EXERCISE OBJECTIVE = Print out the material that follows word for word.

SUPPLIED RECORDS =
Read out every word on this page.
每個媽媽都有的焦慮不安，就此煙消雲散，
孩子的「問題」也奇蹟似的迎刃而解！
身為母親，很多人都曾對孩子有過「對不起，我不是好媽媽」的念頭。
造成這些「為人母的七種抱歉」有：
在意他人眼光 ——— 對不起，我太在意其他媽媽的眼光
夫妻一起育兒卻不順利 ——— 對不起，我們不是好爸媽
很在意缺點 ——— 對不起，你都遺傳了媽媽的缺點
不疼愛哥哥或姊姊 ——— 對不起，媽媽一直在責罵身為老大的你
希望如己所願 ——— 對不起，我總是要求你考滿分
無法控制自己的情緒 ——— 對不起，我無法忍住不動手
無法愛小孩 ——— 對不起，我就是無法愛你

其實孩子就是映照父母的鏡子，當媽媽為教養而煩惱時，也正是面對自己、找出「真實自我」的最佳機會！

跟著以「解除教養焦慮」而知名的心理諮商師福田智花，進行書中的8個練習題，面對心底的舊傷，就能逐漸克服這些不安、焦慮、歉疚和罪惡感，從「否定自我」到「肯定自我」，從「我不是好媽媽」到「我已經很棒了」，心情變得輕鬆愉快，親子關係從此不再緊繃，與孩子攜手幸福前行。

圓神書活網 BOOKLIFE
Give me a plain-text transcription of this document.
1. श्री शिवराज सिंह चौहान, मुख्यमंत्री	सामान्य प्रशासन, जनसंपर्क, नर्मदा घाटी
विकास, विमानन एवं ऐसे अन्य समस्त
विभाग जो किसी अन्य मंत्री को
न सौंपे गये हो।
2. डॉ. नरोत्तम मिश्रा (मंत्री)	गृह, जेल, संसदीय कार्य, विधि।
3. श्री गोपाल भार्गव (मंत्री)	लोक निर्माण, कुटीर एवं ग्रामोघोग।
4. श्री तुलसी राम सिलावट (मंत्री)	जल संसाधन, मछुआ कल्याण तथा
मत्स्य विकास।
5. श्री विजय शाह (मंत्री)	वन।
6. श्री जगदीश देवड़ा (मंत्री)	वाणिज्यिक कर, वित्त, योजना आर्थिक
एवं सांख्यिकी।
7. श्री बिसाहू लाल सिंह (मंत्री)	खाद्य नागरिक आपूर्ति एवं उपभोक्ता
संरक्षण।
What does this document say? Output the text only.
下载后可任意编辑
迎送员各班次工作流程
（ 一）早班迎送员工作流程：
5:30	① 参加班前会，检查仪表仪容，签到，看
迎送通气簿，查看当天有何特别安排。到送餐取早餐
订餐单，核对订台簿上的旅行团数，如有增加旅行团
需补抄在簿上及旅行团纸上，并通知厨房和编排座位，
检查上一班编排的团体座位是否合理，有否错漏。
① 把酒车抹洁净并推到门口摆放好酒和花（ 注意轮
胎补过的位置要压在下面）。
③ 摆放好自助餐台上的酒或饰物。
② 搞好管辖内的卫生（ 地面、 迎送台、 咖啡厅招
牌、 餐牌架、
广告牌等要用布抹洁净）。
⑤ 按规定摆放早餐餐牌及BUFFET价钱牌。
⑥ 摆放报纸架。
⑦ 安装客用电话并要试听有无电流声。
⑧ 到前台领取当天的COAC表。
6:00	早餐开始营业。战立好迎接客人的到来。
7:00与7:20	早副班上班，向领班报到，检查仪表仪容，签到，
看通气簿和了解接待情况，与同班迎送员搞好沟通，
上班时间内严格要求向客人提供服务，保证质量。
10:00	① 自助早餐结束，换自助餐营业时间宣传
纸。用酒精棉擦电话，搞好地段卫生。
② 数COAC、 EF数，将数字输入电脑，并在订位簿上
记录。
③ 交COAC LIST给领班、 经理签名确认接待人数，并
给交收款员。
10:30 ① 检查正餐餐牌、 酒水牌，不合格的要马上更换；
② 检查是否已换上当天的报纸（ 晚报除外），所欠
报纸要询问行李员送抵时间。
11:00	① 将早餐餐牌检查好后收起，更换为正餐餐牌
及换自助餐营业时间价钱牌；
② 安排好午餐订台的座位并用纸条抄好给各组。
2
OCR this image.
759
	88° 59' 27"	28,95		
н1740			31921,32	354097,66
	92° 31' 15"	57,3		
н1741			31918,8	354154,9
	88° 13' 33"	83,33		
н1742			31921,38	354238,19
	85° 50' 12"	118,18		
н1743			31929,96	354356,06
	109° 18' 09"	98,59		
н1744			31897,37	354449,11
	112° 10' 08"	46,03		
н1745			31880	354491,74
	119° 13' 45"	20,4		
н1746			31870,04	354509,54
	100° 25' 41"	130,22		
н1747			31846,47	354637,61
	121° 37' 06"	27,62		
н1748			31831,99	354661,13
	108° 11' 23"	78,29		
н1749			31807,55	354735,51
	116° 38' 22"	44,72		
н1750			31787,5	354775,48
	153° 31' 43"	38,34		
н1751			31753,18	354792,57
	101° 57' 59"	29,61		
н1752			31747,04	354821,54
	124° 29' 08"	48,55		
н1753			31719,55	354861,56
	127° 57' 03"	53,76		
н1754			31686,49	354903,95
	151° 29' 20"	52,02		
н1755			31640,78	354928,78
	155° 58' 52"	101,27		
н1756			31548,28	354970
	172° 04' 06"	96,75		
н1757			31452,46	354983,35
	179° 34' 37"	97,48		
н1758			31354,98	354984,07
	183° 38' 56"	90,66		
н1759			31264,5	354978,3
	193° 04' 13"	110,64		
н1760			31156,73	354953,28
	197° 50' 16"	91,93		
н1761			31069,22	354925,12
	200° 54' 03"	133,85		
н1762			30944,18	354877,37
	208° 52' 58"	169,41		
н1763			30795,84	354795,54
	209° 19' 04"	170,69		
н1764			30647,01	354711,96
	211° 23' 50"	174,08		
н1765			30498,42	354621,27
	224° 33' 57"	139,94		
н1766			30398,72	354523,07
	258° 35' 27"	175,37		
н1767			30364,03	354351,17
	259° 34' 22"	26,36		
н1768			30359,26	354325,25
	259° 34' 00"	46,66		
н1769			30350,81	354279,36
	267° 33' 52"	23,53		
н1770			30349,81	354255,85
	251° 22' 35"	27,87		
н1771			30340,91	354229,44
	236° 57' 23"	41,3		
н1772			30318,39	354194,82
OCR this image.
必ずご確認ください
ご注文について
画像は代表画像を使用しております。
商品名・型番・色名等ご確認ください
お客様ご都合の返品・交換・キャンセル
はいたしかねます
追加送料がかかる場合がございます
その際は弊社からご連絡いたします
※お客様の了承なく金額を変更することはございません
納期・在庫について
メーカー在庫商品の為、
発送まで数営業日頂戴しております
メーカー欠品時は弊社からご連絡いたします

OUTPUT FOR THIS EXERCISE =
Read out every word on this page.
每個媽媽都有的焦慮不安，就此煙消雲散，
孩子的「問題」也奇蹟似的迎刃而解！
身為母親，很多人都曾對孩子有過「對不起，我不是好媽媽」的念頭。
造成這些「為人母的七種抱歉」有：
在意他人眼光 ——— 對不起，我太在意其他媽媽的眼光
夫妻一起育兒卻不順利 ——— 對不起，我們不是好爸媽
很在意缺點 ——— 對不起，你都遺傳了媽媽的缺點
不疼愛哥哥或姊姊 ——— 對不起，媽媽一直在責罵身為老大的你
希望如己所願 ——— 對不起，我總是要求你考滿分
無法控制自己的情緒 ——— 對不起，我無法忍住不動手
無法愛小孩 ——— 對不起，我就是無法愛你

其實孩子就是映照父母的鏡子，當媽媽為教養而煩惱時，也正是面對自己、找出「真實自我」的最佳機會！

跟著以「解除教養焦慮」而知名的心理諮商師福田智花，進行書中的8個練習題，面對心底的舊傷，就能逐漸克服這些不安、焦慮、歉疚和罪惡感，從「否定自我」到「肯定自我」，從「我不是好媽媽」到「我已經很棒了」，心情變得輕鬆愉快，親子關係從此不再緊繃，與孩子攜手幸福前行。

圓神書活網 BOOKLIFE
Give me a plain-text transcription of this document.
1. श्री शिवराज सिंह चौहान, मुख्यमंत्री	सामान्य प्रशासन, जनसंपर्क, नर्मदा घाटी
विकास, विमानन एवं ऐसे अन्य समस्त
विभाग जो किसी अन्य मंत्री को
न सौंपे गये हो।
2. डॉ. नरोत्तम मिश्रा (मंत्री)	गृह, जेल, संसदीय कार्य, विधि।
3. श्री गोपाल भार्गव (मंत्री)	लोक निर्माण, कुटीर एवं ग्रामोघोग।
4. श्री तुलसी राम सिलावट (मंत्री)	जल संसाधन, मछुआ कल्याण तथा
मत्स्य विकास।
5. श्री विजय शाह (मंत्री)	वन।
6. श्री जगदीश देवड़ा (मंत्री)	वाणिज्यिक कर, वित्त, योजना आर्थिक
एवं सांख्यिकी।
7. श्री बिसाहू लाल सिंह (मंत्री)	खाद्य नागरिक आपूर्ति एवं उपभोक्ता
संरक्षण।
What does this document say? Output the text only.
下载后可任意编辑
迎送员各班次工作流程
（ 一）早班迎送员工作流程：
5:30	① 参加班前会，检查仪表仪容，签到，看
迎送通气簿，查看当天有何特别安排。到送餐取早餐
订餐单，核对订台簿上的旅行团数，如有增加旅行团
需补抄在簿上及旅行团纸上，并通知厨房和编排座位，
检查上一班编排的团体座位是否合理，有否错漏。
① 把酒车抹洁净并推到门口摆放好酒和花（ 注意轮
胎补过的位置要压在下面）。
③ 摆放好自助餐台上的酒或饰物。
② 搞好管辖内的卫生（ 地面、 迎送台、 咖啡厅招
牌、 餐牌架、
广告牌等要用布抹洁净）。
⑤ 按规定摆放早餐餐牌及BUFFET价钱牌。
⑥ 摆放报纸架。
⑦ 安装客用电话并要试听有无电流声。
⑧ 到前台领取当天的COAC表。
6:00	早餐开始营业。战立好迎接客人的到来。
7:00与7:20	早副班上班，向领班报到，检查仪表仪容，签到，
看通气簿和了解接待情况，与同班迎送员搞好沟通，
上班时间内严格要求向客人提供服务，保证质量。
10:00	① 自助早餐结束，换自助餐营业时间宣传
纸。用酒精棉擦电话，搞好地段卫生。
② 数COAC、 EF数，将数字输入电脑，并在订位簿上
记录。
③ 交COAC LIST给领班、 经理签名确认接待人数，并
给交收款员。
10:30 ① 检查正餐餐牌、 酒水牌，不合格的要马上更换；
② 检查是否已换上当天的报纸（ 晚报除外），所欠
报纸要询问行李员送抵时间。
11:00	① 将早餐餐牌检查好后收起，更换为正餐餐牌
及换自助餐营业时间价钱牌；
② 安排好午餐订台的座位并用纸条抄好给各组。
2
OCR this image.
759
	88° 59' 27"	28,95		
н1740			31921,32	354097,66
	92° 31' 15"	57,3		
н1741			31918,8	354154,9
	88° 13' 33"	83,33		
н1742			31921,38	354238,19
	85° 50' 12"	118,18		
н1743			31929,96	354356,06
	109° 18' 09"	98,59		
н1744			31897,37	354449,11
	112° 10' 08"	46,03		
н1745			31880	354491,74
	119° 13' 45"	20,4		
н1746			31870,04	354509,54
	100° 25' 41"	130,22		
н1747			31846,47	354637,61
	121° 37' 06"	27,62		
н1748			31831,99	354661,13
	108° 11' 23"	78,29		
н1749			31807,55	354735,51
	116° 38' 22"	44,72		
н1750			31787,5	354775,48
	153° 31' 43"	38,34		
н1751			31753,18	354792,57
	101° 57' 59"	29,61		
н1752			31747,04	354821,54
	124° 29' 08"	48,55		
н1753			31719,55	354861,56
	127° 57' 03"	53,76		
н1754			31686,49	354903,95
	151° 29' 20"	52,02		
н1755			31640,78	354928,78
	155° 58' 52"	101,27		
н1756			31548,28	354970
	172° 04' 06"	96,75		
н1757			31452,46	354983,35
	179° 34' 37"	97,48		
н1758			31354,98	354984,07
	183° 38' 56"	90,66		
н1759			31264,5	354978,3
	193° 04' 13"	110,64		
н1760			31156,73	354953,28
	197° 50' 16"	91,93		
н1761			31069,22	354925,12
	200° 54' 03"	133,85		
н1762			30944,18	354877,37
	208° 52' 58"	169,41		
н1763			30795,84	354795,54
	209° 19' 04"	170,69		
н1764			30647,01	354711,96
	211° 23' 50"	174,08		
н1765			30498,42	354621,27
	224° 33' 57"	139,94		
н1766			30398,72	354523,07
	258° 35' 27"	175,37		
н1767			30364,03	354351,17
	259° 34' 22"	26,36		
н1768			30359,26	354325,25
	259° 34' 00"	46,66		
н1769			30350,81	354279,36
	267° 33' 52"	23,53		
н1770			30349,81	354255,85
	251° 22' 35"	27,87		
н1771			30340,91	354229,44
	236° 57' 23"	41,3		
н1772			30318,39	354194,82
OCR this image.
必ずご確認ください
ご注文について
画像は代表画像を使用しております。
商品名・型番・色名等ご確認ください
お客様ご都合の返品・交換・キャンセル
はいたしかねます
追加送料がかかる場合がございます
その際は弊社からご連絡いたします
※お客様の了承なく金額を変更することはございません
納期・在庫について
メーカー在庫商品の為、
発送まで数営業日頂戴しております
メーカー欠品時は弊社からご連絡いたします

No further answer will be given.